**Problem description**
Of the lines in these entries, how many contain the string "Daily"? Give the number and nothing else.

═══ Material for this task

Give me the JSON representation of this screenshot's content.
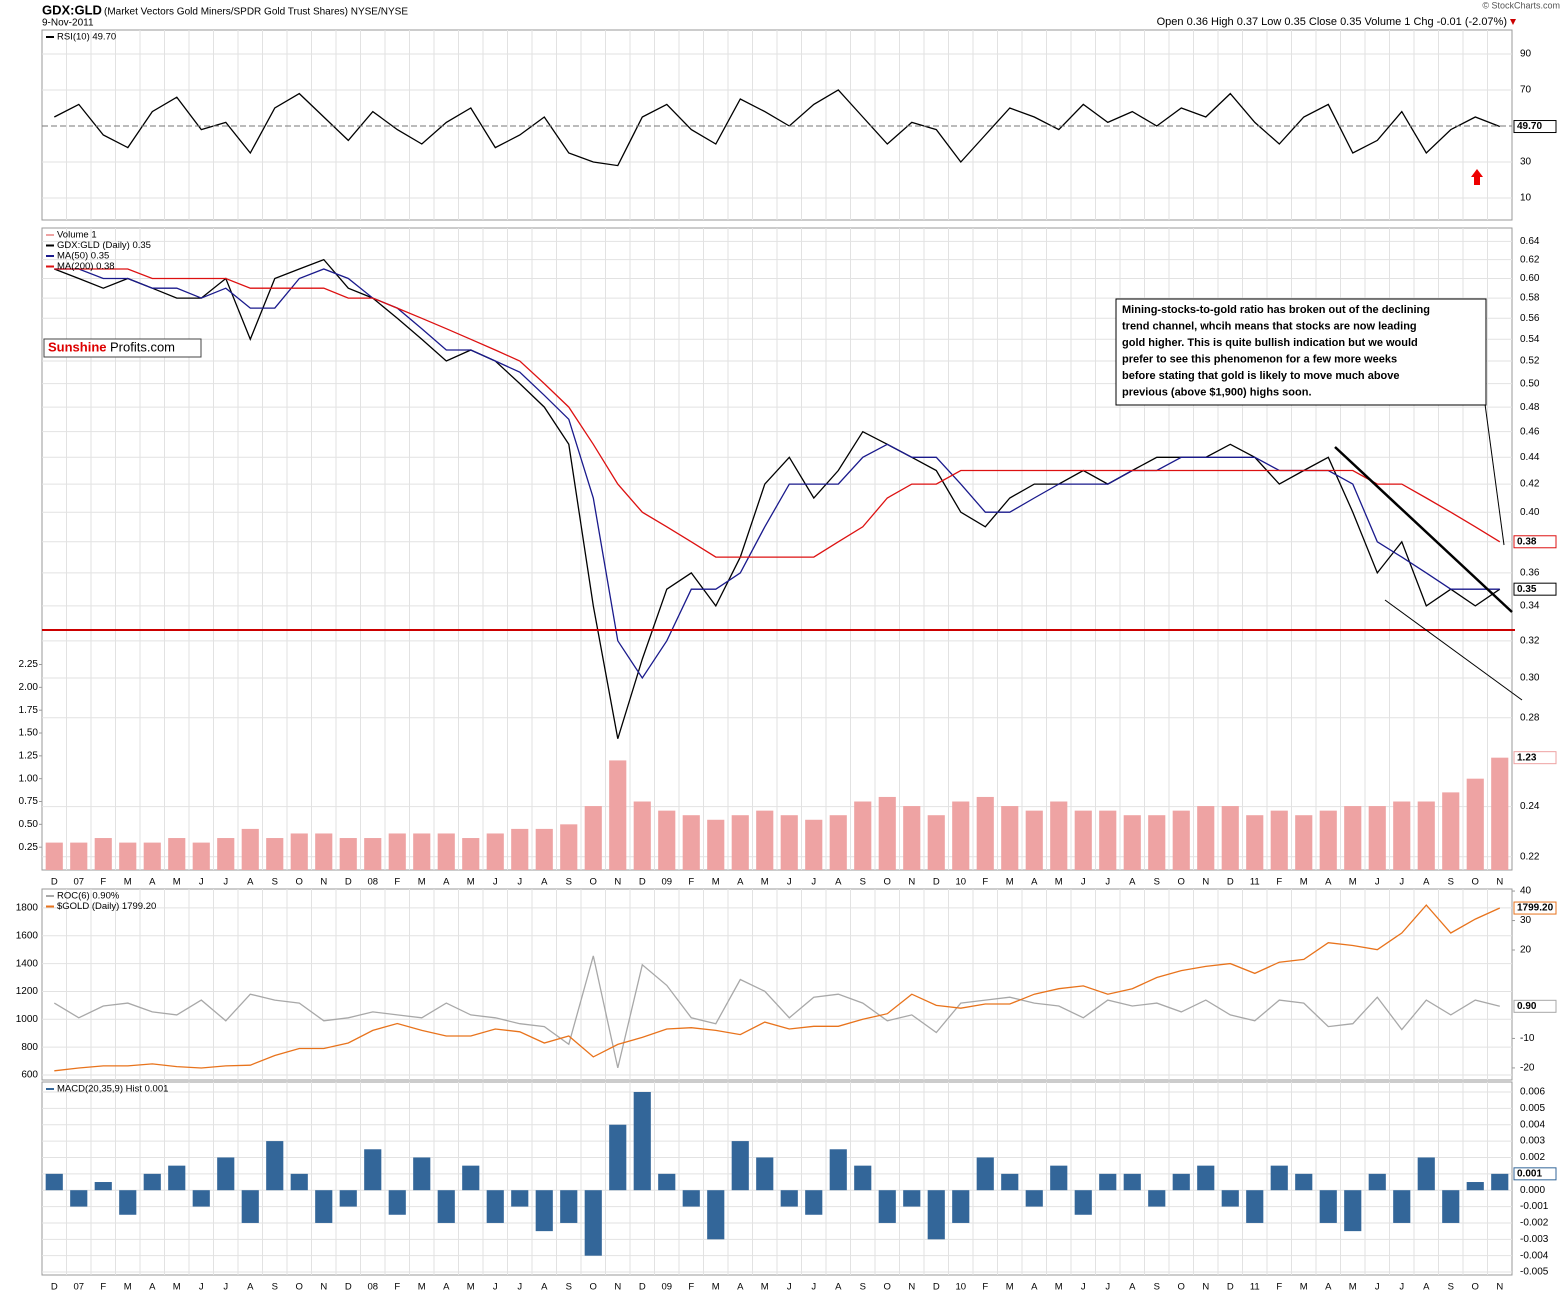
{
  "header": {
    "symbol": "GDX:GLD",
    "description": "(Market Vectors Gold Miners/SPDR Gold Trust Shares) NYSE/NYSE",
    "date": "9-Nov-2011",
    "copyright": "© StockCharts.com",
    "quote": "Open 0.36  High 0.37  Low 0.35  Close 0.35  Volume 1  Chg -0.01 (-2.07%)"
  },
  "logo": [
    "Sunshine",
    "Profits.com"
  ],
  "annotation": [
    "Mining-stocks-to-gold ratio has broken out of the declining",
    "trend channel, whcih means that stocks are now leading",
    "gold higher. This is quite bullish indication but we would",
    "prefer to see this phenomenon for a few more weeks",
    "before stating that gold is likely to move much above",
    "previous (above $1,900) highs soon."
  ],
  "chart_data": [
    {
      "type": "line",
      "ylim": [
        -2.2,
        103.3
      ],
      "yticks": [
        90,
        70,
        30,
        10
      ],
      "yaxis_side": "right",
      "grid": true,
      "series": [
        {
          "name": "RSI(10) 49.70",
          "color": "#000000",
          "last_label": "49.70",
          "values": [
            55,
            62,
            45,
            38,
            58,
            66,
            48,
            52,
            35,
            60,
            68,
            55,
            42,
            58,
            48,
            40,
            52,
            60,
            38,
            45,
            55,
            35,
            30,
            28,
            55,
            62,
            48,
            40,
            65,
            58,
            50,
            62,
            70,
            55,
            40,
            52,
            48,
            30,
            45,
            60,
            55,
            48,
            62,
            52,
            58,
            50,
            60,
            55,
            68,
            52,
            40,
            55,
            62,
            35,
            42,
            58,
            35,
            48,
            55,
            49.7
          ]
        }
      ]
    },
    {
      "type": "line",
      "log_scale": true,
      "ylim": [
        0.215,
        0.655
      ],
      "yticks": [
        0.64,
        0.62,
        {
          "value": 0.6,
          "label": "0.60"
        },
        0.58,
        0.56,
        0.54,
        0.52,
        {
          "value": 0.5,
          "label": "0.50"
        },
        0.48,
        0.46,
        0.44,
        0.42,
        {
          "value": 0.4,
          "label": "0.40"
        },
        0.38,
        0.36,
        0.34,
        0.32,
        {
          "value": 0.3,
          "label": "0.30"
        },
        0.28,
        0.24,
        0.22
      ],
      "yaxis_side": "right",
      "y2lim": [
        0,
        7.03
      ],
      "y2ticks": [
        0.25,
        {
          "value": 0.5,
          "label": "0.50"
        },
        0.75,
        {
          "value": 1,
          "label": "1.00"
        },
        1.25,
        {
          "value": 1.5,
          "label": "1.50"
        },
        1.75,
        {
          "value": 2,
          "label": "2.00"
        },
        2.25
      ],
      "y2axis_side": "left",
      "grid": true,
      "categories": [
        "D",
        "07",
        "F",
        "M",
        "A",
        "M",
        "J",
        "J",
        "A",
        "S",
        "O",
        "N",
        "D",
        "08",
        "F",
        "M",
        "A",
        "M",
        "J",
        "J",
        "A",
        "S",
        "O",
        "N",
        "D",
        "09",
        "F",
        "M",
        "A",
        "M",
        "J",
        "J",
        "A",
        "S",
        "O",
        "N",
        "D",
        "10",
        "F",
        "M",
        "A",
        "M",
        "J",
        "J",
        "A",
        "S",
        "O",
        "N",
        "D",
        "11",
        "F",
        "M",
        "A",
        "M",
        "J",
        "J",
        "A",
        "S",
        "O",
        "N"
      ],
      "series": [
        {
          "name": "Volume 1",
          "type": "bar",
          "axis": "y2",
          "color": "#eea3a3",
          "last_label": "1.23",
          "values": [
            0.3,
            0.3,
            0.35,
            0.3,
            0.3,
            0.35,
            0.3,
            0.35,
            0.45,
            0.35,
            0.4,
            0.4,
            0.35,
            0.35,
            0.4,
            0.4,
            0.4,
            0.35,
            0.4,
            0.45,
            0.45,
            0.5,
            0.7,
            1.2,
            0.75,
            0.65,
            0.6,
            0.55,
            0.6,
            0.65,
            0.6,
            0.55,
            0.6,
            0.75,
            0.8,
            0.7,
            0.6,
            0.75,
            0.8,
            0.7,
            0.65,
            0.75,
            0.65,
            0.65,
            0.6,
            0.6,
            0.65,
            0.7,
            0.7,
            0.6,
            0.65,
            0.6,
            0.65,
            0.7,
            0.7,
            0.75,
            0.75,
            0.85,
            1.0,
            1.23
          ]
        },
        {
          "name": "GDX:GLD (Daily) 0.35",
          "color": "#000000",
          "last_label": "0.35",
          "values": [
            0.61,
            0.6,
            0.59,
            0.6,
            0.59,
            0.58,
            0.58,
            0.6,
            0.54,
            0.6,
            0.61,
            0.62,
            0.59,
            0.58,
            0.56,
            0.54,
            0.52,
            0.53,
            0.52,
            0.5,
            0.48,
            0.45,
            0.34,
            0.27,
            0.31,
            0.35,
            0.36,
            0.34,
            0.37,
            0.42,
            0.44,
            0.41,
            0.43,
            0.46,
            0.45,
            0.44,
            0.43,
            0.4,
            0.39,
            0.41,
            0.42,
            0.42,
            0.43,
            0.42,
            0.43,
            0.44,
            0.44,
            0.44,
            0.45,
            0.44,
            0.42,
            0.43,
            0.44,
            0.4,
            0.36,
            0.38,
            0.34,
            0.35,
            0.34,
            0.35
          ]
        },
        {
          "name": "MA(50) 0.35",
          "color": "#1a1a8c",
          "values": [
            0.61,
            0.61,
            0.6,
            0.6,
            0.59,
            0.59,
            0.58,
            0.59,
            0.57,
            0.57,
            0.6,
            0.61,
            0.6,
            0.58,
            0.57,
            0.55,
            0.53,
            0.53,
            0.52,
            0.51,
            0.49,
            0.47,
            0.41,
            0.32,
            0.3,
            0.32,
            0.35,
            0.35,
            0.36,
            0.39,
            0.42,
            0.42,
            0.42,
            0.44,
            0.45,
            0.44,
            0.44,
            0.42,
            0.4,
            0.4,
            0.41,
            0.42,
            0.42,
            0.42,
            0.43,
            0.43,
            0.44,
            0.44,
            0.44,
            0.44,
            0.43,
            0.43,
            0.43,
            0.42,
            0.38,
            0.37,
            0.36,
            0.35,
            0.35,
            0.35
          ]
        },
        {
          "name": "MA(200) 0.38",
          "color": "#dd1111",
          "last_label": "0.38",
          "values": [
            0.61,
            0.61,
            0.61,
            0.61,
            0.6,
            0.6,
            0.6,
            0.6,
            0.59,
            0.59,
            0.59,
            0.59,
            0.58,
            0.58,
            0.57,
            0.56,
            0.55,
            0.54,
            0.53,
            0.52,
            0.5,
            0.48,
            0.45,
            0.42,
            0.4,
            0.39,
            0.38,
            0.37,
            0.37,
            0.37,
            0.37,
            0.37,
            0.38,
            0.39,
            0.41,
            0.42,
            0.42,
            0.43,
            0.43,
            0.43,
            0.43,
            0.43,
            0.43,
            0.43,
            0.43,
            0.43,
            0.43,
            0.43,
            0.43,
            0.43,
            0.43,
            0.43,
            0.43,
            0.43,
            0.42,
            0.42,
            0.41,
            0.4,
            0.39,
            0.38
          ]
        }
      ]
    },
    {
      "type": "line",
      "ylim": [
        564,
        1936
      ],
      "yticks": [
        600,
        800,
        1000,
        1200,
        1400,
        1600,
        1800
      ],
      "yaxis_side": "left",
      "y2lim": [
        -24.1,
        40.7
      ],
      "y2ticks": [
        40,
        30,
        20,
        -10,
        -20
      ],
      "y2axis_side": "right",
      "grid": true,
      "series": [
        {
          "name": "ROC(6) 0.90%",
          "axis": "y2",
          "color": "#a8a8a8",
          "last_label": "0.90",
          "values": [
            2,
            -3,
            1,
            2,
            -1,
            -2,
            3,
            -4,
            5,
            3,
            2,
            -4,
            -3,
            -1,
            -2,
            -3,
            2,
            -2,
            -3,
            -5,
            -6,
            -12,
            18,
            -20,
            15,
            8,
            -3,
            -5,
            10,
            6,
            -3,
            4,
            5,
            2,
            -4,
            -2,
            -8,
            2,
            3,
            4,
            2,
            1,
            -3,
            3,
            1,
            2,
            -1,
            3,
            -2,
            -4,
            3,
            2,
            -6,
            -5,
            4,
            -7,
            3,
            -2,
            3,
            0.9
          ]
        },
        {
          "name": "$GOLD (Daily) 1799.20",
          "color": "#e8731c",
          "last_label": "1799.20",
          "values": [
            630,
            650,
            665,
            665,
            680,
            660,
            650,
            665,
            670,
            740,
            790,
            790,
            830,
            920,
            970,
            920,
            880,
            880,
            930,
            910,
            830,
            880,
            730,
            820,
            870,
            930,
            940,
            920,
            890,
            980,
            930,
            950,
            950,
            1000,
            1040,
            1180,
            1100,
            1080,
            1110,
            1110,
            1180,
            1220,
            1240,
            1180,
            1220,
            1300,
            1350,
            1380,
            1400,
            1330,
            1410,
            1430,
            1550,
            1530,
            1500,
            1620,
            1820,
            1620,
            1720,
            1799.2
          ]
        }
      ]
    },
    {
      "type": "bar",
      "ylim": [
        -0.00518,
        0.00661
      ],
      "yticks": [
        0.006,
        0.005,
        0.004,
        0.003,
        0.002,
        0.001,
        {
          "value": 0,
          "label": "0.000"
        },
        -0.001,
        -0.002,
        -0.003,
        -0.004,
        -0.005
      ],
      "yaxis_side": "right",
      "grid": true,
      "categories": [
        "D",
        "07",
        "F",
        "M",
        "A",
        "M",
        "J",
        "J",
        "A",
        "S",
        "O",
        "N",
        "D",
        "08",
        "F",
        "M",
        "A",
        "M",
        "J",
        "J",
        "A",
        "S",
        "O",
        "N",
        "D",
        "09",
        "F",
        "M",
        "A",
        "M",
        "J",
        "J",
        "A",
        "S",
        "O",
        "N",
        "D",
        "10",
        "F",
        "M",
        "A",
        "M",
        "J",
        "J",
        "A",
        "S",
        "O",
        "N",
        "D",
        "11",
        "F",
        "M",
        "A",
        "M",
        "J",
        "J",
        "A",
        "S",
        "O",
        "N"
      ],
      "series": [
        {
          "name": "MACD(20,35,9) Hist 0.001",
          "color": "#336699",
          "last_label": "0.001",
          "values": [
            0.001,
            -0.001,
            0.0005,
            -0.0015,
            0.001,
            0.0015,
            -0.001,
            0.002,
            -0.002,
            0.003,
            0.001,
            -0.002,
            -0.001,
            0.0025,
            -0.0015,
            0.002,
            -0.002,
            0.0015,
            -0.002,
            -0.001,
            -0.0025,
            -0.002,
            -0.004,
            0.004,
            0.006,
            0.001,
            -0.001,
            -0.003,
            0.003,
            0.002,
            -0.001,
            -0.0015,
            0.0025,
            0.0015,
            -0.002,
            -0.001,
            -0.003,
            -0.002,
            0.002,
            0.001,
            -0.001,
            0.0015,
            -0.0015,
            0.001,
            0.001,
            -0.001,
            0.001,
            0.0015,
            -0.001,
            -0.002,
            0.0015,
            0.001,
            -0.002,
            -0.0025,
            0.001,
            -0.002,
            0.002,
            -0.002,
            0.0005,
            0.001
          ]
        }
      ]
    }
  ]
}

══════

**Correct result**
2